**Dataset items**
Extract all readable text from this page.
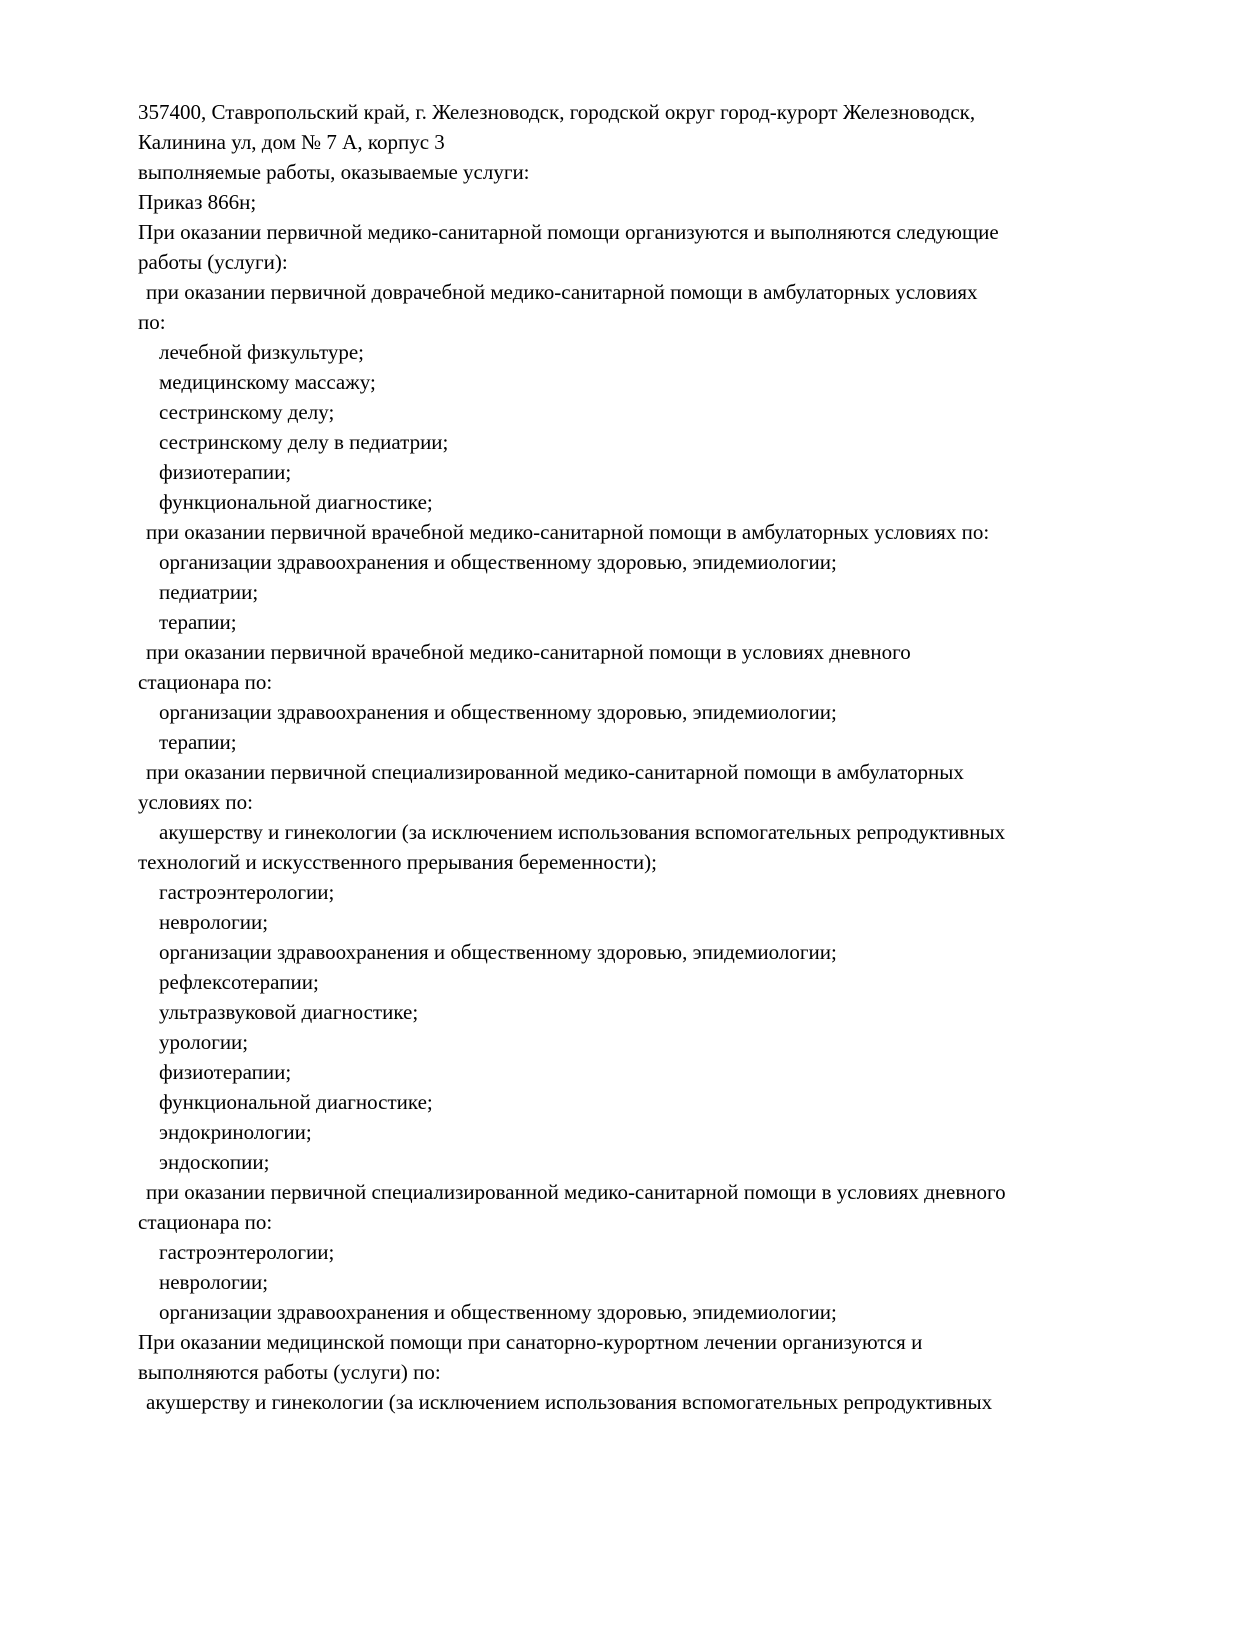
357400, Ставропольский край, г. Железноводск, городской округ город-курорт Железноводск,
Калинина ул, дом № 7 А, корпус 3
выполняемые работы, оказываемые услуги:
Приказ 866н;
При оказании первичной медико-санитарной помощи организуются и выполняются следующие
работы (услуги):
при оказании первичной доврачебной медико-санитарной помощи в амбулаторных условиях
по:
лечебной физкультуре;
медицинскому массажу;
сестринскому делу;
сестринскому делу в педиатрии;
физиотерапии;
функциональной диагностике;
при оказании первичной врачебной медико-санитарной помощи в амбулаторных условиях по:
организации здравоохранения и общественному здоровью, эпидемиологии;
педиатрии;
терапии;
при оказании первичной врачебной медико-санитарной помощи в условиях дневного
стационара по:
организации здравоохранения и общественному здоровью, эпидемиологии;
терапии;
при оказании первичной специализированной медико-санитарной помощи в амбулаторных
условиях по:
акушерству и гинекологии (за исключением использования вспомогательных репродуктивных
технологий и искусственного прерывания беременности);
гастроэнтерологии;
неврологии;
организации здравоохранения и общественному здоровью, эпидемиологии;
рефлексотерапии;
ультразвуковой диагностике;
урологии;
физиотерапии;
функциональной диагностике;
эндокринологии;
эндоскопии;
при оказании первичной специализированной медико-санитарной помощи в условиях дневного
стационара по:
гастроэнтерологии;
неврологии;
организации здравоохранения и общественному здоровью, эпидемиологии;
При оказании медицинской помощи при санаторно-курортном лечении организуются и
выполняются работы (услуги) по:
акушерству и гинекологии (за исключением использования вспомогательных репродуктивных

**WRITTEN TASK**
Omit every picture, then repeat the remaining data exactly as it appears above.

**THE COMPLETED TASK**
Extract all readable text from this page.
357400, Ставропольский край, г. Железноводск, городской округ город-курорт Железноводск,
Калинина ул, дом № 7 А, корпус 3
выполняемые работы, оказываемые услуги:
Приказ 866н;
При оказании первичной медико-санитарной помощи организуются и выполняются следующие
работы (услуги):
при оказании первичной доврачебной медико-санитарной помощи в амбулаторных условиях
по:
лечебной физкультуре;
медицинскому массажу;
сестринскому делу;
сестринскому делу в педиатрии;
физиотерапии;
функциональной диагностике;
при оказании первичной врачебной медико-санитарной помощи в амбулаторных условиях по:
организации здравоохранения и общественному здоровью, эпидемиологии;
педиатрии;
терапии;
при оказании первичной врачебной медико-санитарной помощи в условиях дневного
стационара по:
организации здравоохранения и общественному здоровью, эпидемиологии;
терапии;
при оказании первичной специализированной медико-санитарной помощи в амбулаторных
условиях по:
акушерству и гинекологии (за исключением использования вспомогательных репродуктивных
технологий и искусственного прерывания беременности);
гастроэнтерологии;
неврологии;
организации здравоохранения и общественному здоровью, эпидемиологии;
рефлексотерапии;
ультразвуковой диагностике;
урологии;
физиотерапии;
функциональной диагностике;
эндокринологии;
эндоскопии;
при оказании первичной специализированной медико-санитарной помощи в условиях дневного
стационара по:
гастроэнтерологии;
неврологии;
организации здравоохранения и общественному здоровью, эпидемиологии;
При оказании медицинской помощи при санаторно-курортном лечении организуются и
выполняются работы (услуги) по:
акушерству и гинекологии (за исключением использования вспомогательных репродуктивных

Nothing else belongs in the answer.